═══ Available data
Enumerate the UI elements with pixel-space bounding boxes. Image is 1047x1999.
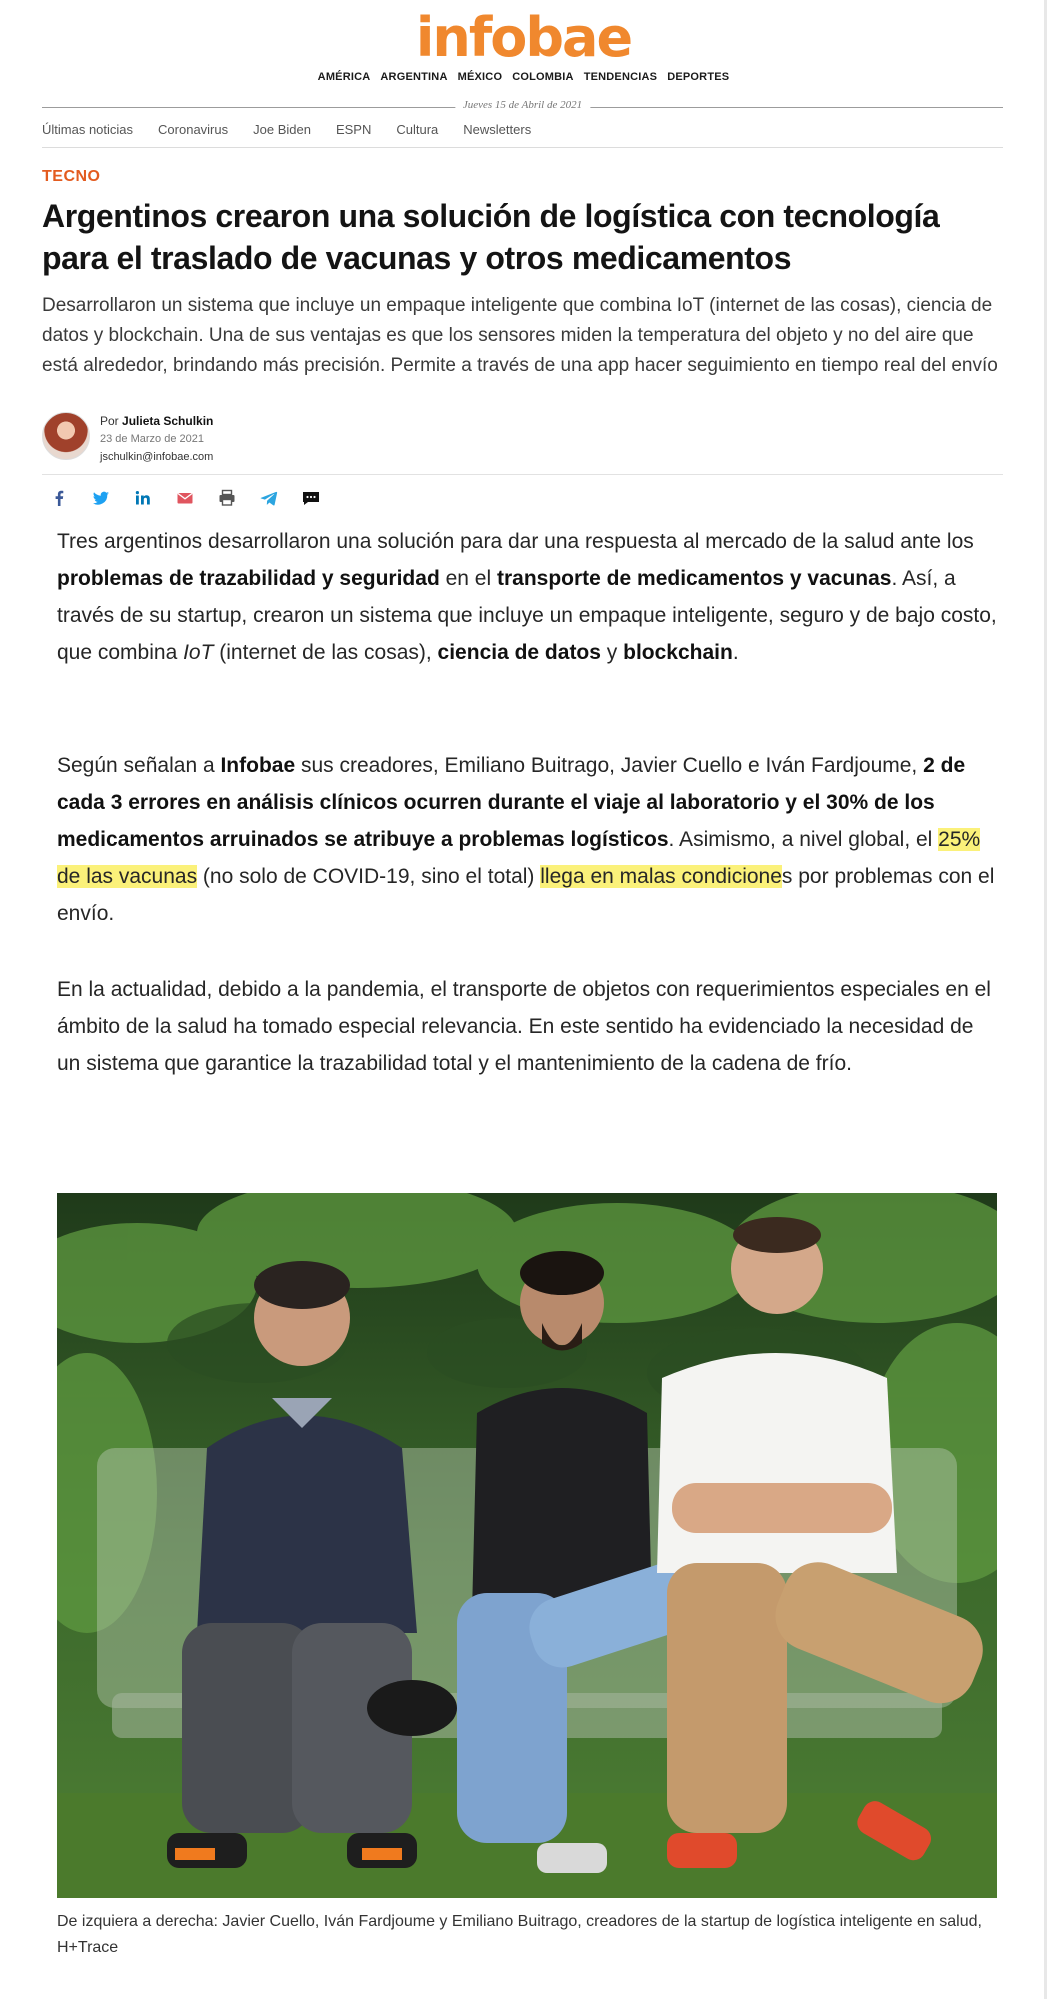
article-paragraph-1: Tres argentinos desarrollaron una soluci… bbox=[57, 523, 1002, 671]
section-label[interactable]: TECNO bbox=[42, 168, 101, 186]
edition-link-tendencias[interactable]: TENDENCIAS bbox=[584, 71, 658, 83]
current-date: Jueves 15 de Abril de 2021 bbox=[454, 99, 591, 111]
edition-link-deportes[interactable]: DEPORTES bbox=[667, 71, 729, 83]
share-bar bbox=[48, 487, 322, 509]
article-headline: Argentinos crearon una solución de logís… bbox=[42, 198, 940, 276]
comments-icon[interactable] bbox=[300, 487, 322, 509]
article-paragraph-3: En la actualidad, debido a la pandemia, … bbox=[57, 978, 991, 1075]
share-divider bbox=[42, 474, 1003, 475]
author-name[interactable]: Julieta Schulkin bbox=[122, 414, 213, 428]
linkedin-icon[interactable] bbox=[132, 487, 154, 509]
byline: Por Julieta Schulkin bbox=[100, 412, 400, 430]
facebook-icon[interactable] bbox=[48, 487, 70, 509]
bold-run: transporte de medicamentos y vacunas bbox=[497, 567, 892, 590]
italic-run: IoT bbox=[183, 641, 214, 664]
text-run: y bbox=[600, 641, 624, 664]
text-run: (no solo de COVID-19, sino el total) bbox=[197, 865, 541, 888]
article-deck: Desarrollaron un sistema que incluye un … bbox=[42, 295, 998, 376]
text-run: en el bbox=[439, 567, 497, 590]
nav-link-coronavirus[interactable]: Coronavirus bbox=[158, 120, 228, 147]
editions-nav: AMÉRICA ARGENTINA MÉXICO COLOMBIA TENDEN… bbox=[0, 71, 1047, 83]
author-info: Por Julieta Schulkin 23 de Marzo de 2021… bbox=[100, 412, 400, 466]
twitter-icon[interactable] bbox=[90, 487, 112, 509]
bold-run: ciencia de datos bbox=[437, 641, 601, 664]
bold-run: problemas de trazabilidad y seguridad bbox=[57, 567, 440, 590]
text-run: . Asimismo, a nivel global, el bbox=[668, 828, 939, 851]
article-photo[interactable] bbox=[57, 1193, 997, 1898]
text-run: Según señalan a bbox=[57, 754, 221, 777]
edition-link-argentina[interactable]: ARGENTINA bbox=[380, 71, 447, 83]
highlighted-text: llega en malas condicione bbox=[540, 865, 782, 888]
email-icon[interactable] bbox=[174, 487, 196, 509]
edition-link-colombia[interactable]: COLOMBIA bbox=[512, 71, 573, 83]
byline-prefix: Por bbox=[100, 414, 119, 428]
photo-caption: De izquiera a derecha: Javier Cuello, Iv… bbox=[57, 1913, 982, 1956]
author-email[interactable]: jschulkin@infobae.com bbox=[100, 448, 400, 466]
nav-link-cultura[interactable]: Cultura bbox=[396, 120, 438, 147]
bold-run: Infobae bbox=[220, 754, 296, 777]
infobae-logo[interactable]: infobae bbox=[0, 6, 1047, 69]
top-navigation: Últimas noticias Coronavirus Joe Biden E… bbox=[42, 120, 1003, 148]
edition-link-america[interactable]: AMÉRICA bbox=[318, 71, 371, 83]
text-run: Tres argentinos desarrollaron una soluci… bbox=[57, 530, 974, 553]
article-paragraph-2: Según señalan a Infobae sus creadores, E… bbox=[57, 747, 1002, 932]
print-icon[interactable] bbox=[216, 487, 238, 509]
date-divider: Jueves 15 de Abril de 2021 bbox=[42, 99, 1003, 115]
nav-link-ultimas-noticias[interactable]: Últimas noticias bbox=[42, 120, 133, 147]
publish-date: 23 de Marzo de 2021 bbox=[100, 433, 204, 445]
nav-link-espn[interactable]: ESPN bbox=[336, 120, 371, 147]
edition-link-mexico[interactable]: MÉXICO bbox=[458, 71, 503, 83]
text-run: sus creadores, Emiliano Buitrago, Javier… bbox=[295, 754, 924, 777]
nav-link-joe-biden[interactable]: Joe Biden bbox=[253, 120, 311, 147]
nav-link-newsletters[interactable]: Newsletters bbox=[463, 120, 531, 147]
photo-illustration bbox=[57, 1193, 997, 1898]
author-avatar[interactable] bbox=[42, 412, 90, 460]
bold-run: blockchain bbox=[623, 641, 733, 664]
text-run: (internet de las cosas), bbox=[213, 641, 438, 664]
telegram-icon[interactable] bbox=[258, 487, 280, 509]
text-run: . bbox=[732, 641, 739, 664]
══════
═══ Available data
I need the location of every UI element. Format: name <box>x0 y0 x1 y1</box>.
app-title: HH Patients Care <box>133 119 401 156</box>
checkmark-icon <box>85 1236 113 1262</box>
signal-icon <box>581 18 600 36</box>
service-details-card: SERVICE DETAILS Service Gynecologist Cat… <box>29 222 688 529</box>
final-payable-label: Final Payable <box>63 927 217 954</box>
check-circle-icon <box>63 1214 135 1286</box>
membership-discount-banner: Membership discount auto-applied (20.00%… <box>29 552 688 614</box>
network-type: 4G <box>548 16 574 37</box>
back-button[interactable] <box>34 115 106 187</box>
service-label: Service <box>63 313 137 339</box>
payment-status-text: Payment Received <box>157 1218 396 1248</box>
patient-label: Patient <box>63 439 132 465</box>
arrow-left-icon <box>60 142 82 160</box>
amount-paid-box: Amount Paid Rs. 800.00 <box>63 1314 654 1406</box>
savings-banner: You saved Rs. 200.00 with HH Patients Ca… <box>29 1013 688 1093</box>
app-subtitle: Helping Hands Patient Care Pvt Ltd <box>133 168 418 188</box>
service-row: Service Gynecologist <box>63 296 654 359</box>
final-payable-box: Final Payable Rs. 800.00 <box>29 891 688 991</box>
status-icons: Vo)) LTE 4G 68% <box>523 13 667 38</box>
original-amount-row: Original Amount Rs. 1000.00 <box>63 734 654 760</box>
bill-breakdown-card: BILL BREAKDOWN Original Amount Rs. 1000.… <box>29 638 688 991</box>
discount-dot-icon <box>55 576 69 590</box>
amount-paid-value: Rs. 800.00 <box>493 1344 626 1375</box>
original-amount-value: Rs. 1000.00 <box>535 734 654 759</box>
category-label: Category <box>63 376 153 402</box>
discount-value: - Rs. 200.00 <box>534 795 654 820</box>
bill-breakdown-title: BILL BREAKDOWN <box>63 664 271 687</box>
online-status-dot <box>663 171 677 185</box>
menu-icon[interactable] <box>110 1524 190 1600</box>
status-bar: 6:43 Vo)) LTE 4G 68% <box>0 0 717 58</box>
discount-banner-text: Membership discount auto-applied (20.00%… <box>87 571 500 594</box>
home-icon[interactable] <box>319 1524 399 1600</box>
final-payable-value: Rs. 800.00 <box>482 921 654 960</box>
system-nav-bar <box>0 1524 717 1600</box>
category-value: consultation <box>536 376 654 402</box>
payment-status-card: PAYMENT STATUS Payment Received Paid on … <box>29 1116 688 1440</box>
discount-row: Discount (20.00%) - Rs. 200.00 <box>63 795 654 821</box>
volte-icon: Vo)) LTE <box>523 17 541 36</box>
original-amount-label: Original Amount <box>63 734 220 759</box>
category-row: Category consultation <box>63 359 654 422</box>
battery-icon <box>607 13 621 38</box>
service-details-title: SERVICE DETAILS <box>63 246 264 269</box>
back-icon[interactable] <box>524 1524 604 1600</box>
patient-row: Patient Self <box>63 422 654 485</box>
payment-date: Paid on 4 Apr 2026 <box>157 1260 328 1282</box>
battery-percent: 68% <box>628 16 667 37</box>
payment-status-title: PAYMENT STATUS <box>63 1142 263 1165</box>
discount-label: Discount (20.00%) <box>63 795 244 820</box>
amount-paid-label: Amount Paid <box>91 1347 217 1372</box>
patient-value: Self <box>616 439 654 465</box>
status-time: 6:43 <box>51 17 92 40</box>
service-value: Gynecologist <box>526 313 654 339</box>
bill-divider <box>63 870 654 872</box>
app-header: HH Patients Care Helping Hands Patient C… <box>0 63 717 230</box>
══════
▶ [What needs to be done]: The expected result is a copy of each line in the records where "final" appears.

▶ [Exercise response]:
final-payable-label: Final Payable <box>63 927 217 954</box>
final-payable-box: Final Payable Rs. 800.00 <box>29 891 688 991</box>
final-payable-value: Rs. 800.00 <box>482 921 654 960</box>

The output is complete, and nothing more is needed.